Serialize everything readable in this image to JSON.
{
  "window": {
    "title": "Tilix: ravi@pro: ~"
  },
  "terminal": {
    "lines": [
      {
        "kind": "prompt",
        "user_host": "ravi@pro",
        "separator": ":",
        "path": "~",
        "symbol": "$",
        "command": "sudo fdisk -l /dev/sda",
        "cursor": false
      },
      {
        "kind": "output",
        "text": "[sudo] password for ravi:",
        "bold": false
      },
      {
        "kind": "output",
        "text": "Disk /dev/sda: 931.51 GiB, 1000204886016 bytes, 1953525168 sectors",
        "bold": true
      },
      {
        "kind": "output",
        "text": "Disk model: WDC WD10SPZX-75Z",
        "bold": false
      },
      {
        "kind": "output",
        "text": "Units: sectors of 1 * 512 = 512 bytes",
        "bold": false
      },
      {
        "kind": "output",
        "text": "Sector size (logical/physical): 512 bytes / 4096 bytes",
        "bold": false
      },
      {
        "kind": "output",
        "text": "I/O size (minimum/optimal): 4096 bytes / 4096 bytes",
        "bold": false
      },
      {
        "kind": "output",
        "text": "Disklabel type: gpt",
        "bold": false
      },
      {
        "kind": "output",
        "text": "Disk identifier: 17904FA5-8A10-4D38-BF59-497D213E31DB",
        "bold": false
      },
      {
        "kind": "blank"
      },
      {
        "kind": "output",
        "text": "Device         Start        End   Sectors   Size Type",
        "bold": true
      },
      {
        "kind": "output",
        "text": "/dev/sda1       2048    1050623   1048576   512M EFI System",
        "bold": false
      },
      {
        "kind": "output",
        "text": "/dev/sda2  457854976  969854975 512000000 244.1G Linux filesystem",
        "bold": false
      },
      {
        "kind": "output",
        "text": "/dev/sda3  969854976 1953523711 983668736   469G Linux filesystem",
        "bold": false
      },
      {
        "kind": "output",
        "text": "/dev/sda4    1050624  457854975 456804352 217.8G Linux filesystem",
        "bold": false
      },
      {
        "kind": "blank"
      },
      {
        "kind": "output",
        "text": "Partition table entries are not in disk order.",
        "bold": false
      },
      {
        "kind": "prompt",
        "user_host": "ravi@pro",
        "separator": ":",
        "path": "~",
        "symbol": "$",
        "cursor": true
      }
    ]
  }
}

* **Requirement**: Copy the data above in full, character for character.

* **Answer in full**:
Serialize everything readable in this image to JSON.
{
  "window": {
    "title": "Tilix: ravi@pro: ~"
  },
  "terminal": {
    "lines": [
      {
        "kind": "prompt",
        "user_host": "ravi@pro",
        "separator": ":",
        "path": "~",
        "symbol": "$",
        "command": "sudo fdisk -l /dev/sda",
        "cursor": false
      },
      {
        "kind": "output",
        "text": "[sudo] password for ravi:",
        "bold": false
      },
      {
        "kind": "output",
        "text": "Disk /dev/sda: 931.51 GiB, 1000204886016 bytes, 1953525168 sectors",
        "bold": true
      },
      {
        "kind": "output",
        "text": "Disk model: WDC WD10SPZX-75Z",
        "bold": false
      },
      {
        "kind": "output",
        "text": "Units: sectors of 1 * 512 = 512 bytes",
        "bold": false
      },
      {
        "kind": "output",
        "text": "Sector size (logical/physical): 512 bytes / 4096 bytes",
        "bold": false
      },
      {
        "kind": "output",
        "text": "I/O size (minimum/optimal): 4096 bytes / 4096 bytes",
        "bold": false
      },
      {
        "kind": "output",
        "text": "Disklabel type: gpt",
        "bold": false
      },
      {
        "kind": "output",
        "text": "Disk identifier: 17904FA5-8A10-4D38-BF59-497D213E31DB",
        "bold": false
      },
      {
        "kind": "blank"
      },
      {
        "kind": "output",
        "text": "Device         Start        End   Sectors   Size Type",
        "bold": true
      },
      {
        "kind": "output",
        "text": "/dev/sda1       2048    1050623   1048576   512M EFI System",
        "bold": false
      },
      {
        "kind": "output",
        "text": "/dev/sda2  457854976  969854975 512000000 244.1G Linux filesystem",
        "bold": false
      },
      {
        "kind": "output",
        "text": "/dev/sda3  969854976 1953523711 983668736   469G Linux filesystem",
        "bold": false
      },
      {
        "kind": "output",
        "text": "/dev/sda4    1050624  457854975 456804352 217.8G Linux filesystem",
        "bold": false
      },
      {
        "kind": "blank"
      },
      {
        "kind": "output",
        "text": "Partition table entries are not in disk order.",
        "bold": false
      },
      {
        "kind": "prompt",
        "user_host": "ravi@pro",
        "separator": ":",
        "path": "~",
        "symbol": "$",
        "cursor": true
      }
    ]
  }
}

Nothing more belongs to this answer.